▶ Written task:
In the material below, find all lines with the string "base" and copy them.

(Some records)
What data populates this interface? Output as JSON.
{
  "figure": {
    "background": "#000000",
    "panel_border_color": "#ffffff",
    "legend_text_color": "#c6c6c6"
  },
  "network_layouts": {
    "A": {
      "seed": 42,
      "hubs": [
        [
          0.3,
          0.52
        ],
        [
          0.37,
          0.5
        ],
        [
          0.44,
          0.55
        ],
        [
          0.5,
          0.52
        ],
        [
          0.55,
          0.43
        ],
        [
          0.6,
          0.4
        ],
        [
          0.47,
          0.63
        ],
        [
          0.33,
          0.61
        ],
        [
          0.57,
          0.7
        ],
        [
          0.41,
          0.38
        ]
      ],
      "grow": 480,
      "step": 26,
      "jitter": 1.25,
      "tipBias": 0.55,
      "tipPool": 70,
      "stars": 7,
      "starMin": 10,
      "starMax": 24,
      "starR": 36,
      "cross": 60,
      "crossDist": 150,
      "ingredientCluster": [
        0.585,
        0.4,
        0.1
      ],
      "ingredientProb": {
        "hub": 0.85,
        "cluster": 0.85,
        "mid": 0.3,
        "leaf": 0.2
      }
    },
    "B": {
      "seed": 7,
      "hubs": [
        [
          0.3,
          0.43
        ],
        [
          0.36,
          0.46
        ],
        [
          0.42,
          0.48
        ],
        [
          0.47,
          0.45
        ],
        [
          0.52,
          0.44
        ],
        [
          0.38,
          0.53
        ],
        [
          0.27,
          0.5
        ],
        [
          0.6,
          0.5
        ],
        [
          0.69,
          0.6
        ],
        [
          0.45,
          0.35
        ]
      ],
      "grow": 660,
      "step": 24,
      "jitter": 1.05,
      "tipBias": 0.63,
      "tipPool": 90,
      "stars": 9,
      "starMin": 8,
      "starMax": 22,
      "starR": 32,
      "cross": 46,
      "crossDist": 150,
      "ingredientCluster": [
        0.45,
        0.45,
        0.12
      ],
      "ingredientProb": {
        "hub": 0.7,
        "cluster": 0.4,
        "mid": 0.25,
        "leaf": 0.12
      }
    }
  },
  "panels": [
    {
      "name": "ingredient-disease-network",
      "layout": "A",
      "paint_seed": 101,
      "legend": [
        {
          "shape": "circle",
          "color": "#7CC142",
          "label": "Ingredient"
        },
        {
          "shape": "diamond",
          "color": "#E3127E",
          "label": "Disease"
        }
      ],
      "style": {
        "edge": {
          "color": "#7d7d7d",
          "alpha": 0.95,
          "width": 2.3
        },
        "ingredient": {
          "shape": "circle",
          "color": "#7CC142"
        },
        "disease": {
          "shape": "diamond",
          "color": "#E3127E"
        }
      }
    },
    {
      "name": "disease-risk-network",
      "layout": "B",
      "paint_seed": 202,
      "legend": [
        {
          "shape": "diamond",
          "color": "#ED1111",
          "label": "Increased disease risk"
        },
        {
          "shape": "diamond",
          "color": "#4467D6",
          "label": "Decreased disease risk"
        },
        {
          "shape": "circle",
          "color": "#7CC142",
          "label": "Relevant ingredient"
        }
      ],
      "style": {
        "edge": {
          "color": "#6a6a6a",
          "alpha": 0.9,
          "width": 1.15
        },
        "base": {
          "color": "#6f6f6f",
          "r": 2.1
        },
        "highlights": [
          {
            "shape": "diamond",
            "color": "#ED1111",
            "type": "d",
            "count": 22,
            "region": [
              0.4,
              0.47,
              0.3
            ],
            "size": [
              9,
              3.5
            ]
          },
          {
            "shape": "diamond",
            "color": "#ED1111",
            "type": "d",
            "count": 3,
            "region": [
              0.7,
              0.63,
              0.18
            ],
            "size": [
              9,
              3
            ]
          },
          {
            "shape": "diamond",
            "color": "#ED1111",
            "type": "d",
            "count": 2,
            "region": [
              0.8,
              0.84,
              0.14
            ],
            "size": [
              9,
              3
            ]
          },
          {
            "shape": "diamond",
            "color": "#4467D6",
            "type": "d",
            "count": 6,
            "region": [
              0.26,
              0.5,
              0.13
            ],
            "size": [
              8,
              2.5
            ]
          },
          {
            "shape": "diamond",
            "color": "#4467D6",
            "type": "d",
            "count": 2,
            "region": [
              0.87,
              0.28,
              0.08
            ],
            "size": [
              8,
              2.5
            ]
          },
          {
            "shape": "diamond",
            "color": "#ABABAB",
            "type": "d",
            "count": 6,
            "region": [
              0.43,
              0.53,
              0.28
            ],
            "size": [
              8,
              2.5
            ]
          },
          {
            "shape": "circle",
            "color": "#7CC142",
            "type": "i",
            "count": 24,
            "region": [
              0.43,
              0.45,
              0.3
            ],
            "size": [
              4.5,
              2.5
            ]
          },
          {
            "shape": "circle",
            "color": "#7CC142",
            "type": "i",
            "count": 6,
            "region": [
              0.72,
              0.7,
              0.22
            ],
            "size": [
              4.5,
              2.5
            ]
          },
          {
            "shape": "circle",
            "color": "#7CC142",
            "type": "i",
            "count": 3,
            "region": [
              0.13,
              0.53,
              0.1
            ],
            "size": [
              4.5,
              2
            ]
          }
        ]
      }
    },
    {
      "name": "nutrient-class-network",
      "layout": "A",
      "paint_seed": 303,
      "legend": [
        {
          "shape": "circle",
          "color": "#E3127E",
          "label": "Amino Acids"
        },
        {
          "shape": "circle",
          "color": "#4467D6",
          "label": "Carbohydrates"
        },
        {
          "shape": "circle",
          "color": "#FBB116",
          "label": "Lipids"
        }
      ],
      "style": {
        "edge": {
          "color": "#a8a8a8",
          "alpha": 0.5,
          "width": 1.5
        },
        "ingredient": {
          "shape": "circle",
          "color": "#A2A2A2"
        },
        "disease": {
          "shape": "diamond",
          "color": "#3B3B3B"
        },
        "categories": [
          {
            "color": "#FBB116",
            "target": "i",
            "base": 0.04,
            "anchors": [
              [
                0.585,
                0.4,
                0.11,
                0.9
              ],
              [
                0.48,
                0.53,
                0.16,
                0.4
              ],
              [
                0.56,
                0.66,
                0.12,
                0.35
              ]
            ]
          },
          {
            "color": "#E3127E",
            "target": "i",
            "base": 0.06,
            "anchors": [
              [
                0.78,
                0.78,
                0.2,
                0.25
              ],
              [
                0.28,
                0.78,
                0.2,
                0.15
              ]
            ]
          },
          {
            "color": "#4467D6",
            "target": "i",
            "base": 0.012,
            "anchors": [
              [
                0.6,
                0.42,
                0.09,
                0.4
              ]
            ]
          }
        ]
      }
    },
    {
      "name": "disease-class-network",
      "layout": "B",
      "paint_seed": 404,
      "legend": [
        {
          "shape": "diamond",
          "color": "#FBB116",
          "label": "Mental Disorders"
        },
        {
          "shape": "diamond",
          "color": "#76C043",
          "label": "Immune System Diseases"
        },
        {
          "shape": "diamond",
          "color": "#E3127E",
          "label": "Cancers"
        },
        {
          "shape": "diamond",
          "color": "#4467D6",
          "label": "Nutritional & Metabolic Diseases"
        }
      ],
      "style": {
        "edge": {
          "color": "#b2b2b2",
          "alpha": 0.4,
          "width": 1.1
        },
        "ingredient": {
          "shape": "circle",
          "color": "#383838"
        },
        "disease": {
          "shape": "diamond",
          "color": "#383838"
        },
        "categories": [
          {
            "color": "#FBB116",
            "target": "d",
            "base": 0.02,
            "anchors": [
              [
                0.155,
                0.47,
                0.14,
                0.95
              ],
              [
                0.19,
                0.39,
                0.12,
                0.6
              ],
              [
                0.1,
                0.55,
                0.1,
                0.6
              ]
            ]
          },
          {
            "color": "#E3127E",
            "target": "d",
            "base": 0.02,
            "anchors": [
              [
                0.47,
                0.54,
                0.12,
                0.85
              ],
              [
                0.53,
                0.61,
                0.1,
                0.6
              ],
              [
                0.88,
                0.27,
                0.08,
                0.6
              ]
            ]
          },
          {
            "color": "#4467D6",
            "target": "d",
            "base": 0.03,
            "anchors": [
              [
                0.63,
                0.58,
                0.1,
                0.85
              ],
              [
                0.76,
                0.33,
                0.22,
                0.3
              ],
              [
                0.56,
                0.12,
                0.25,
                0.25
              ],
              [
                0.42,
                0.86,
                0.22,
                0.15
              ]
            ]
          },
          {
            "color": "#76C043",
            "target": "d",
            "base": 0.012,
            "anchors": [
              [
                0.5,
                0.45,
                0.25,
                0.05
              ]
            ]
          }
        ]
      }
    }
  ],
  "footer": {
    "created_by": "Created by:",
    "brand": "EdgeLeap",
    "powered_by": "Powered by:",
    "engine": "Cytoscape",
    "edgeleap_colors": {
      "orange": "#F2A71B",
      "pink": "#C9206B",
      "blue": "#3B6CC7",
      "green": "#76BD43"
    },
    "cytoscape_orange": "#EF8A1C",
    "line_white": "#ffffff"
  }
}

▶ Finished answer:
        "base": {
            "base": 0.04,
            "base": 0.06,
            "base": 0.012,
            "base": 0.02,
            "base": 0.02,
            "base": 0.03,
            "base": 0.012,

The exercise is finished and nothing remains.